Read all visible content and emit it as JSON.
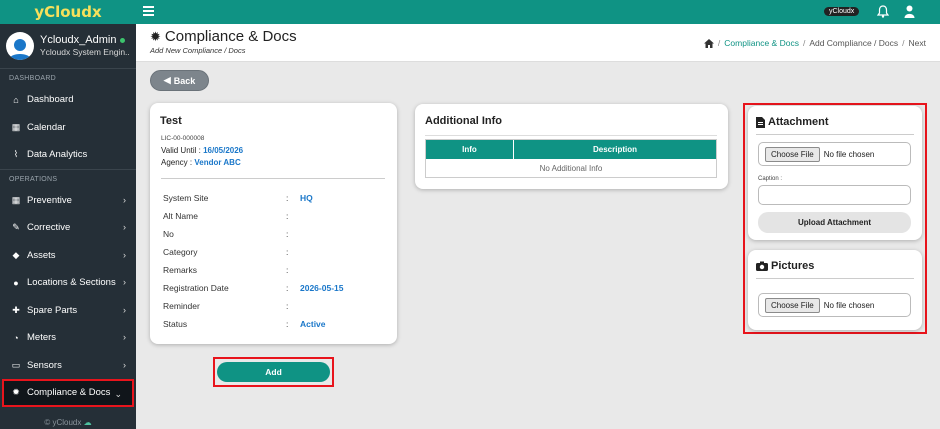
{
  "brand": {
    "name": "yCloudx"
  },
  "user": {
    "name": "Ycloudx_Admin",
    "role": "Ycloudx System Engin..."
  },
  "sidebar": {
    "sections": {
      "dashboard": "DASHBOARD",
      "operations": "OPERATIONS"
    },
    "items": [
      {
        "label": "Dashboard",
        "icon": "home-icon",
        "chevron": false
      },
      {
        "label": "Calendar",
        "icon": "calendar-icon",
        "chevron": false
      },
      {
        "label": "Data Analytics",
        "icon": "chart-icon",
        "chevron": false
      },
      {
        "label": "Preventive",
        "icon": "calendar-check-icon",
        "chevron": true
      },
      {
        "label": "Corrective",
        "icon": "wrench-icon",
        "chevron": true
      },
      {
        "label": "Assets",
        "icon": "tag-icon",
        "chevron": true
      },
      {
        "label": "Locations & Sections",
        "icon": "globe-icon",
        "chevron": true
      },
      {
        "label": "Spare Parts",
        "icon": "puzzle-icon",
        "chevron": true
      },
      {
        "label": "Meters",
        "icon": "gauge-icon",
        "chevron": true
      },
      {
        "label": "Sensors",
        "icon": "monitor-icon",
        "chevron": true
      },
      {
        "label": "Compliance & Docs",
        "icon": "certificate-icon",
        "chevron": true,
        "active": true
      }
    ],
    "footer": "© yCloudx"
  },
  "topbar": {
    "badge": "yCloudx"
  },
  "header": {
    "title": "Compliance & Docs",
    "subtitle": "Add New Compliance / Docs",
    "breadcrumb": [
      "Compliance & Docs",
      "Add Compliance / Docs",
      "Next"
    ]
  },
  "back_label": "Back",
  "doc": {
    "title": "Test",
    "number": "LIC-00-000008",
    "valid_label": "Valid Until : ",
    "valid_value": "16/05/2026",
    "agency_label": "Agency : ",
    "agency_value": "Vendor ABC",
    "fields": [
      {
        "label": "System Site",
        "value": "HQ"
      },
      {
        "label": "Alt Name",
        "value": ""
      },
      {
        "label": "No",
        "value": ""
      },
      {
        "label": "Category",
        "value": ""
      },
      {
        "label": "Remarks",
        "value": ""
      },
      {
        "label": "Registration Date",
        "value": "2026-05-15"
      },
      {
        "label": "Reminder",
        "value": ""
      },
      {
        "label": "Status",
        "value": "Active"
      }
    ]
  },
  "add_label": "Add",
  "additional_info": {
    "title": "Additional Info",
    "columns": [
      "Info",
      "Description"
    ],
    "empty_text": "No Additional Info"
  },
  "attachment": {
    "title": "Attachment",
    "choose_label": "Choose File",
    "no_file": "No file chosen",
    "caption_label": "Caption :",
    "upload_label": "Upload Attachment"
  },
  "pictures": {
    "title": "Pictures",
    "choose_label": "Choose File",
    "no_file": "No file chosen"
  },
  "colors": {
    "accent": "#0f9384",
    "sidebar": "#252f37",
    "highlight": "#e8141c",
    "link": "#1a77c9"
  }
}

###

# Aim of the exercise
Repeat each entry precisely as it appears. Leave the pictures out.

# Reply
Read all visible content and emit it as JSON.
{
  "brand": {
    "name": "yCloudx"
  },
  "user": {
    "name": "Ycloudx_Admin",
    "role": "Ycloudx System Engin..."
  },
  "sidebar": {
    "sections": {
      "dashboard": "DASHBOARD",
      "operations": "OPERATIONS"
    },
    "items": [
      {
        "label": "Dashboard",
        "icon": "home-icon",
        "chevron": false
      },
      {
        "label": "Calendar",
        "icon": "calendar-icon",
        "chevron": false
      },
      {
        "label": "Data Analytics",
        "icon": "chart-icon",
        "chevron": false
      },
      {
        "label": "Preventive",
        "icon": "calendar-check-icon",
        "chevron": true
      },
      {
        "label": "Corrective",
        "icon": "wrench-icon",
        "chevron": true
      },
      {
        "label": "Assets",
        "icon": "tag-icon",
        "chevron": true
      },
      {
        "label": "Locations & Sections",
        "icon": "globe-icon",
        "chevron": true
      },
      {
        "label": "Spare Parts",
        "icon": "puzzle-icon",
        "chevron": true
      },
      {
        "label": "Meters",
        "icon": "gauge-icon",
        "chevron": true
      },
      {
        "label": "Sensors",
        "icon": "monitor-icon",
        "chevron": true
      },
      {
        "label": "Compliance & Docs",
        "icon": "certificate-icon",
        "chevron": true,
        "active": true
      }
    ],
    "footer": "© yCloudx"
  },
  "topbar": {
    "badge": "yCloudx"
  },
  "header": {
    "title": "Compliance & Docs",
    "subtitle": "Add New Compliance / Docs",
    "breadcrumb": [
      "Compliance & Docs",
      "Add Compliance / Docs",
      "Next"
    ]
  },
  "back_label": "Back",
  "doc": {
    "title": "Test",
    "number": "LIC-00-000008",
    "valid_label": "Valid Until : ",
    "valid_value": "16/05/2026",
    "agency_label": "Agency : ",
    "agency_value": "Vendor ABC",
    "fields": [
      {
        "label": "System Site",
        "value": "HQ"
      },
      {
        "label": "Alt Name",
        "value": ""
      },
      {
        "label": "No",
        "value": ""
      },
      {
        "label": "Category",
        "value": ""
      },
      {
        "label": "Remarks",
        "value": ""
      },
      {
        "label": "Registration Date",
        "value": "2026-05-15"
      },
      {
        "label": "Reminder",
        "value": ""
      },
      {
        "label": "Status",
        "value": "Active"
      }
    ]
  },
  "add_label": "Add",
  "additional_info": {
    "title": "Additional Info",
    "columns": [
      "Info",
      "Description"
    ],
    "empty_text": "No Additional Info"
  },
  "attachment": {
    "title": "Attachment",
    "choose_label": "Choose File",
    "no_file": "No file chosen",
    "caption_label": "Caption :",
    "upload_label": "Upload Attachment"
  },
  "pictures": {
    "title": "Pictures",
    "choose_label": "Choose File",
    "no_file": "No file chosen"
  },
  "colors": {
    "accent": "#0f9384",
    "sidebar": "#252f37",
    "highlight": "#e8141c",
    "link": "#1a77c9"
  }
}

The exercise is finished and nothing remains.